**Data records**
------------------------------------

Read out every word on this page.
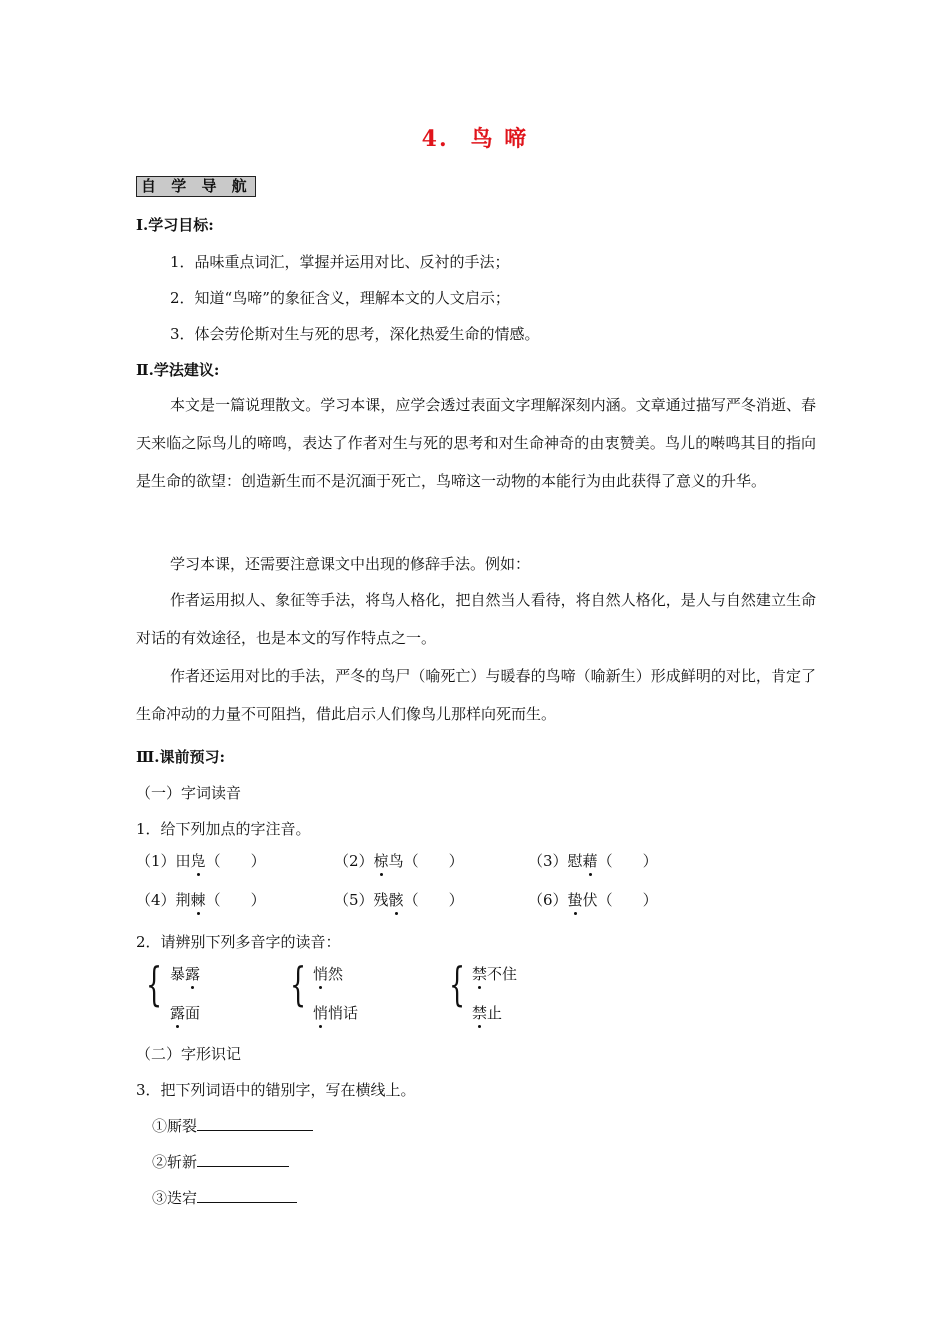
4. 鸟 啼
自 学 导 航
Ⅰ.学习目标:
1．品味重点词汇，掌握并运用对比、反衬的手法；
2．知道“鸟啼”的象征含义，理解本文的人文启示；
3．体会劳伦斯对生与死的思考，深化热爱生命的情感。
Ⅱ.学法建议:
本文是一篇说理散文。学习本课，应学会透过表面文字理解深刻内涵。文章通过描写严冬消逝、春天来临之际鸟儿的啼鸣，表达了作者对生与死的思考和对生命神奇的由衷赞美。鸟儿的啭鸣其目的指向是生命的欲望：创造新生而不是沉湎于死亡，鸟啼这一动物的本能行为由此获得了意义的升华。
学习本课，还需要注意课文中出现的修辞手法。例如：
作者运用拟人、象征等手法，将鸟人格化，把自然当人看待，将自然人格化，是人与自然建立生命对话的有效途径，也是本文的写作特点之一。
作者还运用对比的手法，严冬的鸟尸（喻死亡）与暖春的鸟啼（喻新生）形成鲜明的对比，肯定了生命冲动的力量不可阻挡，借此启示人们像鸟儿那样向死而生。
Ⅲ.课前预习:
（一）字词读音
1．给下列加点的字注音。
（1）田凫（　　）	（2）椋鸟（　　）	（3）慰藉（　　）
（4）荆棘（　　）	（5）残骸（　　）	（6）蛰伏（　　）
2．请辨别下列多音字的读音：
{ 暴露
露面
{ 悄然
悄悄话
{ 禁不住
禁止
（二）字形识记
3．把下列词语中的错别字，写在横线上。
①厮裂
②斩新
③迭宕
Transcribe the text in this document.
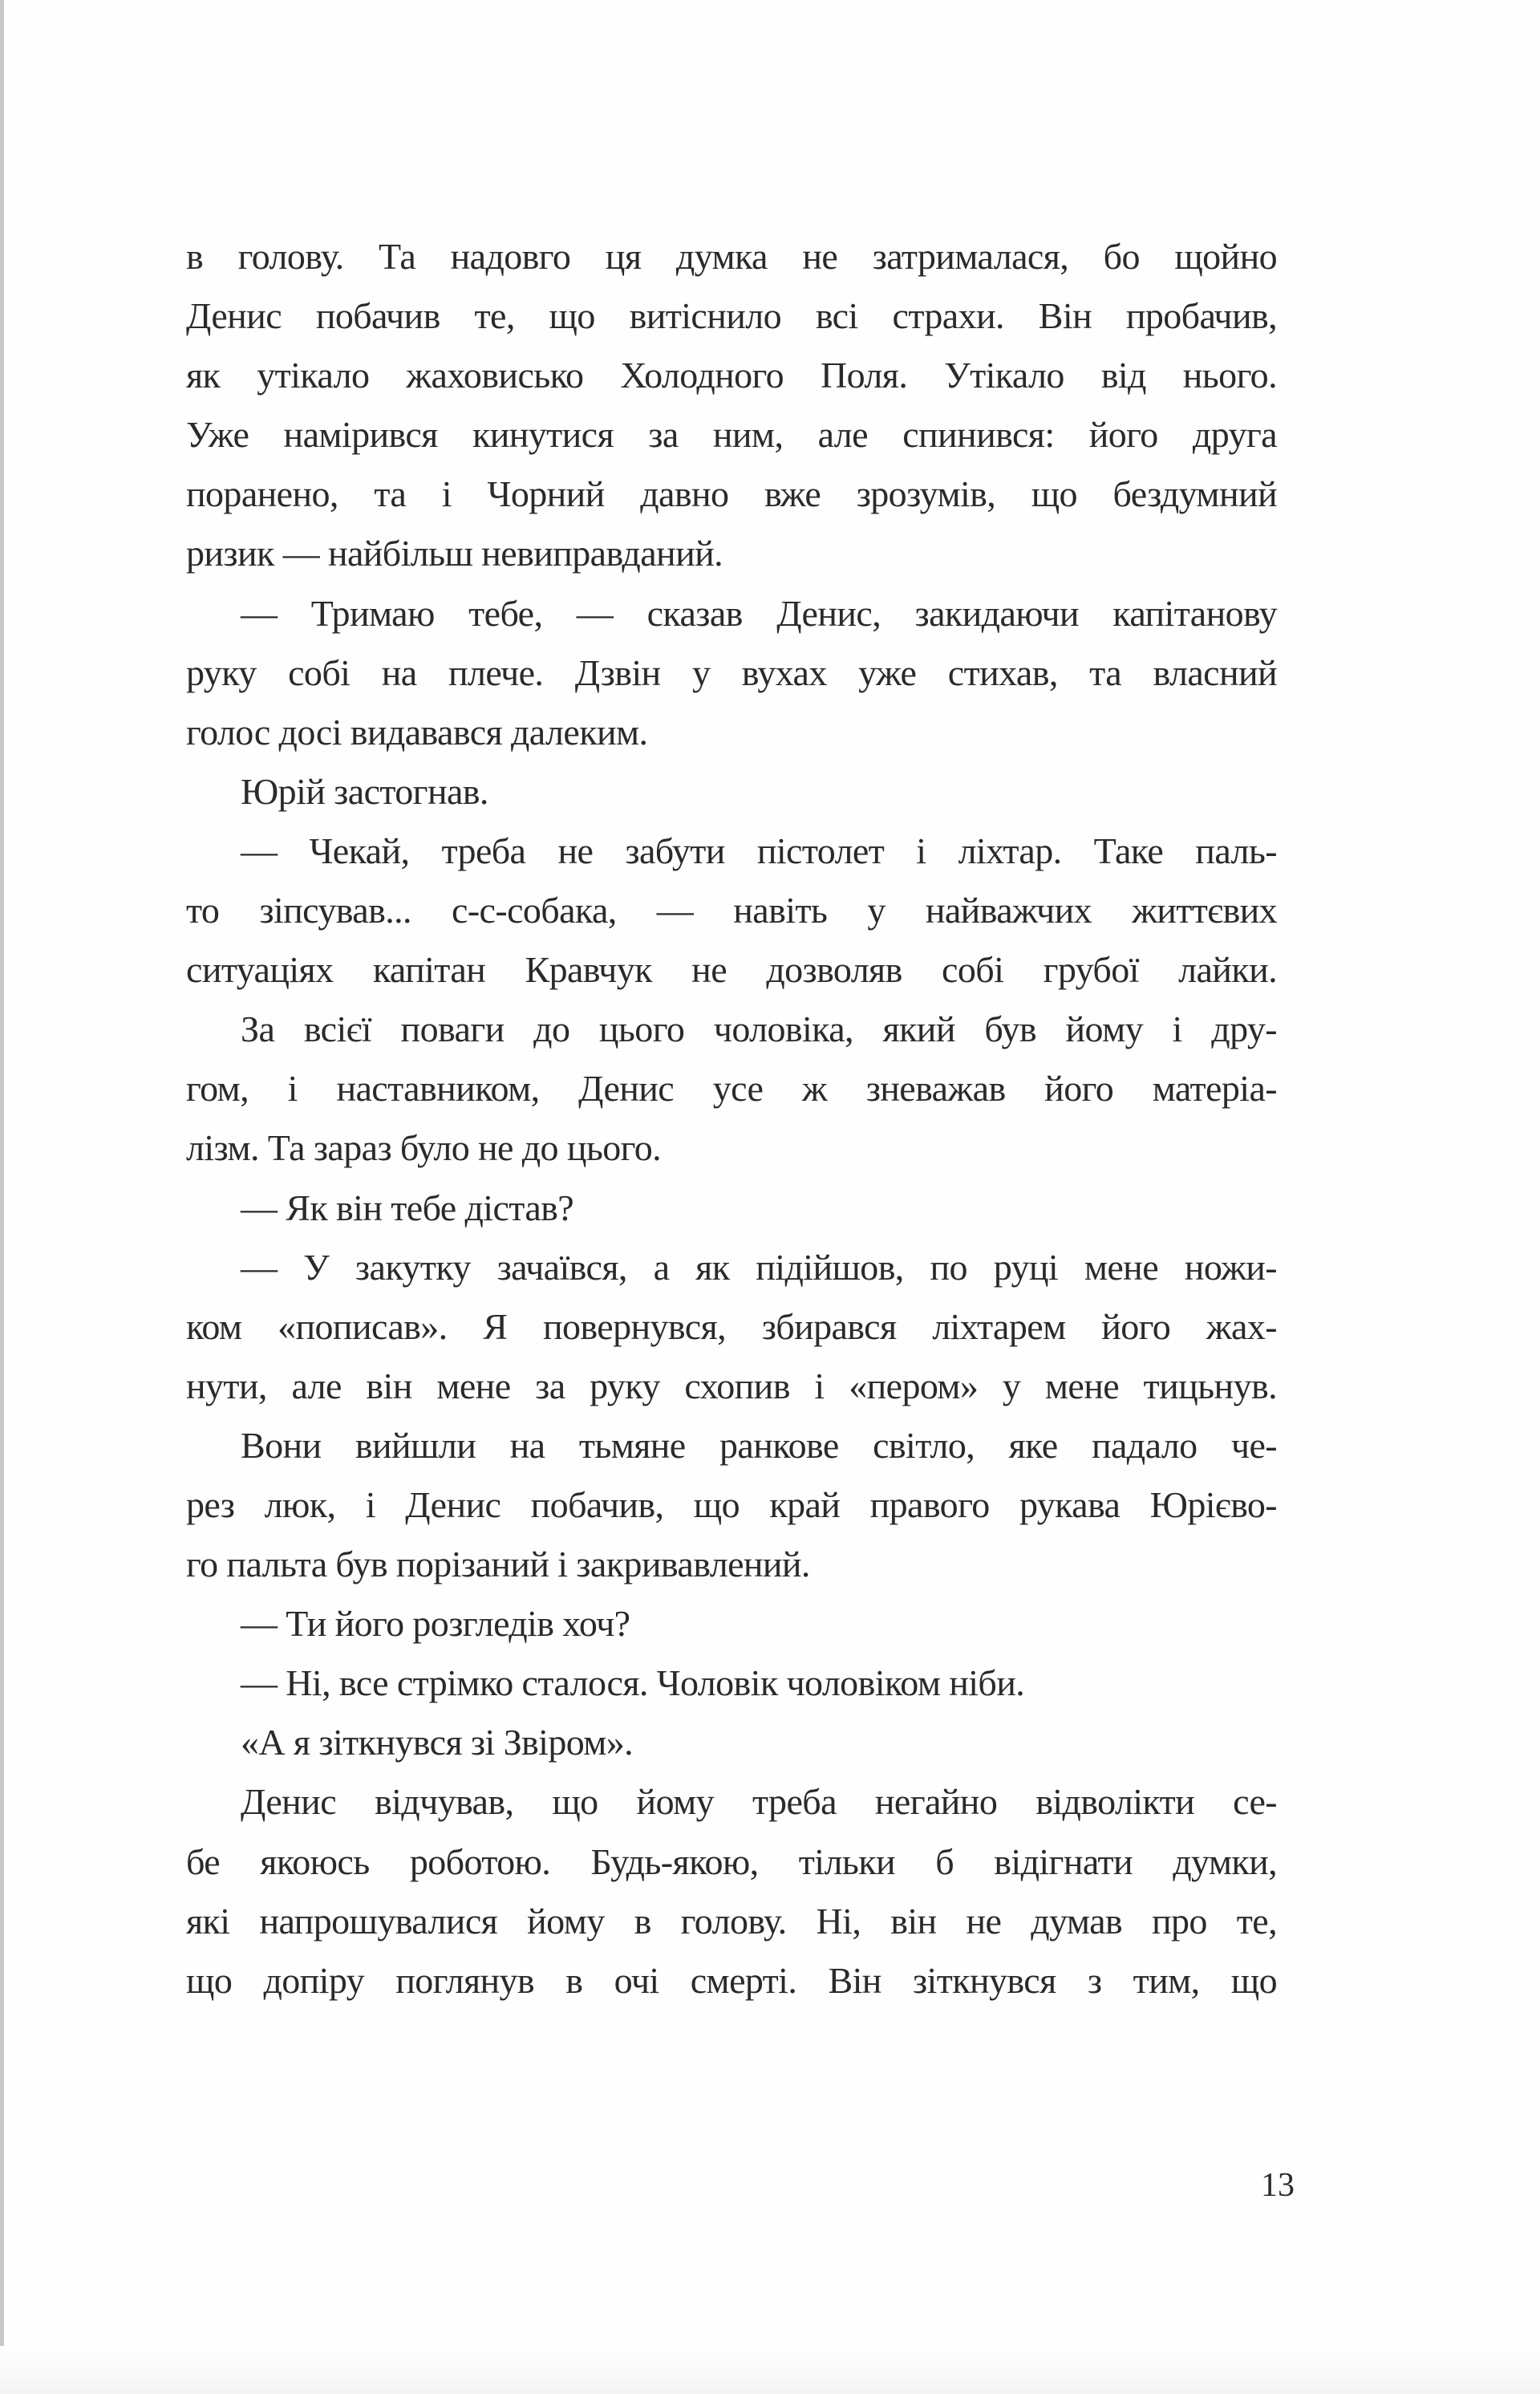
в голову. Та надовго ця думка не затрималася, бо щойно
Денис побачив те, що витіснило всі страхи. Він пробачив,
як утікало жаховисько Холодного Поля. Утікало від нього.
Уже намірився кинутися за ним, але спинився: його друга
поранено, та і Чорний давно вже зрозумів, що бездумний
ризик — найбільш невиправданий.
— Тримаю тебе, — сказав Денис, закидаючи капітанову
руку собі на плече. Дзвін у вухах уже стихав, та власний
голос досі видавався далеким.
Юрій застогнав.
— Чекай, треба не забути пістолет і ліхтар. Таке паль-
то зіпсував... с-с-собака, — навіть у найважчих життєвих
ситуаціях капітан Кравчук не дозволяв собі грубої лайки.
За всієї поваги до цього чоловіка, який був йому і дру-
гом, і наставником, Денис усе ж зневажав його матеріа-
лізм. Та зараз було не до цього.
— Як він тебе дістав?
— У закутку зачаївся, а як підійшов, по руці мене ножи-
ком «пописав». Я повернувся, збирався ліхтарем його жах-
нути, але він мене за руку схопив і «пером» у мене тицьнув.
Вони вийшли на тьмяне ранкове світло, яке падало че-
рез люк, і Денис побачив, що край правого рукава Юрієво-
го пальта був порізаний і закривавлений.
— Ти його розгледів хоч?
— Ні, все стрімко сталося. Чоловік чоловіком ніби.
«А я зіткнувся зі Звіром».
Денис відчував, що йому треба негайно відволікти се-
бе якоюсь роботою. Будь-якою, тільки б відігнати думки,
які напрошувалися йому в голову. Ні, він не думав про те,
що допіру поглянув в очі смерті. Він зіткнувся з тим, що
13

------------------------------------

Reproduce the records, all of them, word for word; omit the pictures.

Read out every word on this page.
4. 鸟 啼
自 学 导 航
Ⅰ.学习目标:
1．品味重点词汇，掌握并运用对比、反衬的手法；
2．知道“鸟啼”的象征含义，理解本文的人文启示；
3．体会劳伦斯对生与死的思考，深化热爱生命的情感。
Ⅱ.学法建议:
本文是一篇说理散文。学习本课，应学会透过表面文字理解深刻内涵。文章通过描写严冬消逝、春天来临之际鸟儿的啼鸣，表达了作者对生与死的思考和对生命神奇的由衷赞美。鸟儿的啭鸣其目的指向是生命的欲望：创造新生而不是沉湎于死亡，鸟啼这一动物的本能行为由此获得了意义的升华。
学习本课，还需要注意课文中出现的修辞手法。例如：
作者运用拟人、象征等手法，将鸟人格化，把自然当人看待，将自然人格化，是人与自然建立生命对话的有效途径，也是本文的写作特点之一。
作者还运用对比的手法，严冬的鸟尸（喻死亡）与暖春的鸟啼（喻新生）形成鲜明的对比，肯定了生命冲动的力量不可阻挡，借此启示人们像鸟儿那样向死而生。
Ⅲ.课前预习:
（一）字词读音
1．给下列加点的字注音。
（1）田凫（　　）	（2）椋鸟（　　）	（3）慰藉（　　）
（4）荆棘（　　）	（5）残骸（　　）	（6）蛰伏（　　）
2．请辨别下列多音字的读音：
{ 暴露
露面
{ 悄然
悄悄话
{ 禁不住
禁止
（二）字形识记
3．把下列词语中的错别字，写在横线上。
①厮裂
②斩新
③迭宕
Transcribe the text in this document.
в голову. Та надовго ця думка не затрималася, бо щойно
Денис побачив те, що витіснило всі страхи. Він пробачив,
як утікало жаховисько Холодного Поля. Утікало від нього.
Уже намірився кинутися за ним, але спинився: його друга
поранено, та і Чорний давно вже зрозумів, що бездумний
ризик — найбільш невиправданий.
— Тримаю тебе, — сказав Денис, закидаючи капітанову
руку собі на плече. Дзвін у вухах уже стихав, та власний
голос досі видавався далеким.
Юрій застогнав.
— Чекай, треба не забути пістолет і ліхтар. Таке паль-
то зіпсував... с-с-собака, — навіть у найважчих життєвих
ситуаціях капітан Кравчук не дозволяв собі грубої лайки.
За всієї поваги до цього чоловіка, який був йому і дру-
гом, і наставником, Денис усе ж зневажав його матеріа-
лізм. Та зараз було не до цього.
— Як він тебе дістав?
— У закутку зачаївся, а як підійшов, по руці мене ножи-
ком «пописав». Я повернувся, збирався ліхтарем його жах-
нути, але він мене за руку схопив і «пером» у мене тицьнув.
Вони вийшли на тьмяне ранкове світло, яке падало че-
рез люк, і Денис побачив, що край правого рукава Юрієво-
го пальта був порізаний і закривавлений.
— Ти його розгледів хоч?
— Ні, все стрімко сталося. Чоловік чоловіком ніби.
«А я зіткнувся зі Звіром».
Денис відчував, що йому треба негайно відволікти се-
бе якоюсь роботою. Будь-якою, тільки б відігнати думки,
які напрошувалися йому в голову. Ні, він не думав про те,
що допіру поглянув в очі смерті. Він зіткнувся з тим, що
13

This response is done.